[START]

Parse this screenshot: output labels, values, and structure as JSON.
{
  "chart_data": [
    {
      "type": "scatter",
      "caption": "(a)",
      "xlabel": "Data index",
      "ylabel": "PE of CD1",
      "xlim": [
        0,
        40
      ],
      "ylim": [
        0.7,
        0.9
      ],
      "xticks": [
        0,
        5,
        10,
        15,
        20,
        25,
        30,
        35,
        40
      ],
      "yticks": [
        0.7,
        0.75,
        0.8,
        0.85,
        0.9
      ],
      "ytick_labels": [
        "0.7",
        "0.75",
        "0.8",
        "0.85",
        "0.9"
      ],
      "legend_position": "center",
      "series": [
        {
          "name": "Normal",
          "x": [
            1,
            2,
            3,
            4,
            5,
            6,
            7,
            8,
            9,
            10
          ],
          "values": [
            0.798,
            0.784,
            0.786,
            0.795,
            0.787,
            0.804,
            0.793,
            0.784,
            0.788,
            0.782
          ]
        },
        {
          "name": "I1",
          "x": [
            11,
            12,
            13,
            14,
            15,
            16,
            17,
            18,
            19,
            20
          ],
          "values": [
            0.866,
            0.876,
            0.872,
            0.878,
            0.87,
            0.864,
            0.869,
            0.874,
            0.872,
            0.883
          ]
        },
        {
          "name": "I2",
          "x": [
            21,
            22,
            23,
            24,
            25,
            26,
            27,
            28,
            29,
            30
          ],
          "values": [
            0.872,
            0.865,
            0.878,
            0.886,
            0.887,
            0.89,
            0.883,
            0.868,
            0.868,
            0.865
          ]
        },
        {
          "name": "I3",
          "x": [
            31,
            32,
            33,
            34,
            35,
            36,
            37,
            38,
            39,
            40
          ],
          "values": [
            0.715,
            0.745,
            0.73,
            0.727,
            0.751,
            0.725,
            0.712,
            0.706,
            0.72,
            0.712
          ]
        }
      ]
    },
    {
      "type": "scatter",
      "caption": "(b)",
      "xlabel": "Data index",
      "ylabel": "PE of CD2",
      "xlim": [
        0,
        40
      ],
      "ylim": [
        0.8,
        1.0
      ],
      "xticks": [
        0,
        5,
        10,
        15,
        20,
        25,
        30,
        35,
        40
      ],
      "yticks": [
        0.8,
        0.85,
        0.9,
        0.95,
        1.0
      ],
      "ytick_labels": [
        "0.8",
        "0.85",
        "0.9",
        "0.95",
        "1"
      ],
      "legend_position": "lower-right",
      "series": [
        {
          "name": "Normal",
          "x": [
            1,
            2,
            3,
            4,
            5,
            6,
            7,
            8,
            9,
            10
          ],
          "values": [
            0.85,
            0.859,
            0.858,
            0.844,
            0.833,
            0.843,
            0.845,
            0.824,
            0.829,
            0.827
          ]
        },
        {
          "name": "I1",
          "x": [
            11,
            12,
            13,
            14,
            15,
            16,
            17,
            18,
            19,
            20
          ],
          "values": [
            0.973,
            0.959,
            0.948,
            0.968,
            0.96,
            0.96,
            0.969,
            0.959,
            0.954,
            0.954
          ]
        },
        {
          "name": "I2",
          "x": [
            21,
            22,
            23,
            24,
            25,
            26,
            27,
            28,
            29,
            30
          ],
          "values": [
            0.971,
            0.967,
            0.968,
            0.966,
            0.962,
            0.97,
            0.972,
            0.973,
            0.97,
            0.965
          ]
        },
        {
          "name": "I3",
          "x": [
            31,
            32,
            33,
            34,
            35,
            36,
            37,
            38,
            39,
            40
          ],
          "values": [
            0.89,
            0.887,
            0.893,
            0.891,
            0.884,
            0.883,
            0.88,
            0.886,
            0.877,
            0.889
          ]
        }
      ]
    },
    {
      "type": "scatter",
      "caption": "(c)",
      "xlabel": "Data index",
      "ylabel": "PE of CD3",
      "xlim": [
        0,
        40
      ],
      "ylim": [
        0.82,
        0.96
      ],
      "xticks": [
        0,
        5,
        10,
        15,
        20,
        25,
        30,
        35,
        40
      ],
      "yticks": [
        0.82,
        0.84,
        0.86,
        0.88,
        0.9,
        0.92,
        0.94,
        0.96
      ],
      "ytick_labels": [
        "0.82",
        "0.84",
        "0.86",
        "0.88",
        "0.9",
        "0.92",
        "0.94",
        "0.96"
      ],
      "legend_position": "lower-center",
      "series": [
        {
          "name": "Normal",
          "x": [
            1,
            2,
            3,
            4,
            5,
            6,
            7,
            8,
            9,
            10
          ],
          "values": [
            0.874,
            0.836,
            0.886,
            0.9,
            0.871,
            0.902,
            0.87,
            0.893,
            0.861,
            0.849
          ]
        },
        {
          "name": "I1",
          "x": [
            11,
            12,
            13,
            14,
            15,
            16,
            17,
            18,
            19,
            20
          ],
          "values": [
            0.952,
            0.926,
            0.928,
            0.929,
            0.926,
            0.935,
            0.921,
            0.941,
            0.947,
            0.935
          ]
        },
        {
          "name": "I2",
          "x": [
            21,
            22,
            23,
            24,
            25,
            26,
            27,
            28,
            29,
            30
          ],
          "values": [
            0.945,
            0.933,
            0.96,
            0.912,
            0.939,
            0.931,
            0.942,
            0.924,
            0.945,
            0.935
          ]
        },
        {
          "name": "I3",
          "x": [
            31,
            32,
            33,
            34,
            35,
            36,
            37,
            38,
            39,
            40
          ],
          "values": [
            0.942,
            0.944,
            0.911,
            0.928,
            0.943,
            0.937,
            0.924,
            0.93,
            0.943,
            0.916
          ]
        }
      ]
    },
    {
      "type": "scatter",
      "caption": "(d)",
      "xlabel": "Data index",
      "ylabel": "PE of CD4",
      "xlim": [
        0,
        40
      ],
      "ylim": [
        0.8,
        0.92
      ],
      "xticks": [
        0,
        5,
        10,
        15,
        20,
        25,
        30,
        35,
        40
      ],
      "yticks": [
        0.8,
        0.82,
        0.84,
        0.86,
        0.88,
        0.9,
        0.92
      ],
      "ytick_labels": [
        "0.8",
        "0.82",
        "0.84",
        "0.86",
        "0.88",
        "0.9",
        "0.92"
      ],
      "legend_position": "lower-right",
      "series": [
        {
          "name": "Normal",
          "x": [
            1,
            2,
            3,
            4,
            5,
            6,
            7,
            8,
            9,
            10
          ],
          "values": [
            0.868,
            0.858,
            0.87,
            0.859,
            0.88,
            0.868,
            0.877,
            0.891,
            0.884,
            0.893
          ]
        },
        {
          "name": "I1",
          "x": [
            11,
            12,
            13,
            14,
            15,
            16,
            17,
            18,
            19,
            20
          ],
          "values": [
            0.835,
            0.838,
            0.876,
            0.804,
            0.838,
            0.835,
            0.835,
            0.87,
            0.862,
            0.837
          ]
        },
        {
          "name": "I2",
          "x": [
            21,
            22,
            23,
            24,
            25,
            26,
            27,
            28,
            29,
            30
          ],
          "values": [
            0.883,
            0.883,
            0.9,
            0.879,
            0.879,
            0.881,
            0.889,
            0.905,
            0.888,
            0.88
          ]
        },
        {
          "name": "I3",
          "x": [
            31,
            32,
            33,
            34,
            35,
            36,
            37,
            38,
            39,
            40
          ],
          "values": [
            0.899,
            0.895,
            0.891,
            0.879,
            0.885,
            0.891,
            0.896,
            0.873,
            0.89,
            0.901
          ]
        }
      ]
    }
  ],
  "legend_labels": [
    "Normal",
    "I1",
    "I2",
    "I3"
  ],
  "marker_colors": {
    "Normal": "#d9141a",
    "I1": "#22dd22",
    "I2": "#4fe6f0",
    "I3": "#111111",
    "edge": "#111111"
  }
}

[END]

## Goal of the exercise
Look through the entries above for the word "caption". Copy every line where it shows up.

## Correct response
      "caption": "(a)",
      "caption": "(b)",
      "caption": "(c)",
      "caption": "(d)",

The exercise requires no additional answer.